■ **Description of the task**:
Give the total number of lines with the word "nhiều" in them, and no other words.
··· Extracted material
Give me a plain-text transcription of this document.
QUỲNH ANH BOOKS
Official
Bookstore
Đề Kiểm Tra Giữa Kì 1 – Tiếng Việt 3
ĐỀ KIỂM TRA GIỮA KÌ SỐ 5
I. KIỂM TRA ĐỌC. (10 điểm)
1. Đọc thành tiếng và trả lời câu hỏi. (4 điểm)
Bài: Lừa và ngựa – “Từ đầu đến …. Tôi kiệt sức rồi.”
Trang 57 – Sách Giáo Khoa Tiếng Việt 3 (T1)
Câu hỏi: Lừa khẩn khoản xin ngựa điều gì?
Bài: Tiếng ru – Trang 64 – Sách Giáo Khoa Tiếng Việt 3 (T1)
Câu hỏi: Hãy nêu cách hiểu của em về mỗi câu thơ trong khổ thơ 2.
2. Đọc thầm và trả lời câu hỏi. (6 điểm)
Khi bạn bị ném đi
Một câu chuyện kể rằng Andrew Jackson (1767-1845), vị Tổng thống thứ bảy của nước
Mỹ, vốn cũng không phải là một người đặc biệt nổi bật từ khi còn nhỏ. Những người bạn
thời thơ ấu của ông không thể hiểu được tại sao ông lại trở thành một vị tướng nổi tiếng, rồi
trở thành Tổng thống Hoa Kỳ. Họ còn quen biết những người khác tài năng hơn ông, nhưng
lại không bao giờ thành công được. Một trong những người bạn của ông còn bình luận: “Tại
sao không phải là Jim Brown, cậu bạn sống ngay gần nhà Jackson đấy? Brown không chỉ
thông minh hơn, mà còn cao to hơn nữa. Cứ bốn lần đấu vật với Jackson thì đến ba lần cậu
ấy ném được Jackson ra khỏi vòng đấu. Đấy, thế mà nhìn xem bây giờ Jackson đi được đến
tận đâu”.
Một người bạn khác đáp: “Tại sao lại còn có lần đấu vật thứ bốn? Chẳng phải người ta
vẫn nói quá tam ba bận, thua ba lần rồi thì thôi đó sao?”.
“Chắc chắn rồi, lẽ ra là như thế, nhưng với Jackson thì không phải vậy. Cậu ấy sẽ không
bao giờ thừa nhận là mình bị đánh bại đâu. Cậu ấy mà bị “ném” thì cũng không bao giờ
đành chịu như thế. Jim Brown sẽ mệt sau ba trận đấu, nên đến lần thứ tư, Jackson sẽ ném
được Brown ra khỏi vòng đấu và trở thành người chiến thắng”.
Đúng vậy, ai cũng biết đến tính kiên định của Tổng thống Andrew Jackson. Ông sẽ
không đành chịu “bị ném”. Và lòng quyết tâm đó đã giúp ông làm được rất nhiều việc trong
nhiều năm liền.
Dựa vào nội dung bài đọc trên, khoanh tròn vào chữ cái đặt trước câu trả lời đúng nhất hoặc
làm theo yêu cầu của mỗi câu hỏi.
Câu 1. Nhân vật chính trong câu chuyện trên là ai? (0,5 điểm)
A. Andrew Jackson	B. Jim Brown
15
······
■ **Result of the exercise**:
2